[Stored dataset items]
— START —

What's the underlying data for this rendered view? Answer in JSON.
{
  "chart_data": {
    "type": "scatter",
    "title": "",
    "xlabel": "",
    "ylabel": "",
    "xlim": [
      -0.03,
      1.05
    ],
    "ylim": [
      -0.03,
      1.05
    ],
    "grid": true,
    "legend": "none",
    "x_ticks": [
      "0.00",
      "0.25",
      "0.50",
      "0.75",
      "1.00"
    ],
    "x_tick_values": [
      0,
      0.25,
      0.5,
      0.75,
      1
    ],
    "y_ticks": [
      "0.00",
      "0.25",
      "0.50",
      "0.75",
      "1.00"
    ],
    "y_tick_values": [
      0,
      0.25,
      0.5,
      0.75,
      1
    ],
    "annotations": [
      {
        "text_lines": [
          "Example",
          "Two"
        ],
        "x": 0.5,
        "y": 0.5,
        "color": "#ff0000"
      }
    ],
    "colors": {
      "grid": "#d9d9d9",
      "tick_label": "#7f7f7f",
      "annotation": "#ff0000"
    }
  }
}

— END —

Each line of the listing should be copied exactly.

What's the underlying data for this rendered view? Answer in JSON.
{
  "chart_data": {
    "type": "scatter",
    "title": "",
    "xlabel": "",
    "ylabel": "",
    "xlim": [
      -0.03,
      1.05
    ],
    "ylim": [
      -0.03,
      1.05
    ],
    "grid": true,
    "legend": "none",
    "x_ticks": [
      "0.00",
      "0.25",
      "0.50",
      "0.75",
      "1.00"
    ],
    "x_tick_values": [
      0,
      0.25,
      0.5,
      0.75,
      1
    ],
    "y_ticks": [
      "0.00",
      "0.25",
      "0.50",
      "0.75",
      "1.00"
    ],
    "y_tick_values": [
      0,
      0.25,
      0.5,
      0.75,
      1
    ],
    "annotations": [
      {
        "text_lines": [
          "Example",
          "Two"
        ],
        "x": 0.5,
        "y": 0.5,
        "color": "#ff0000"
      }
    ],
    "colors": {
      "grid": "#d9d9d9",
      "tick_label": "#7f7f7f",
      "annotation": "#ff0000"
    }
  }
}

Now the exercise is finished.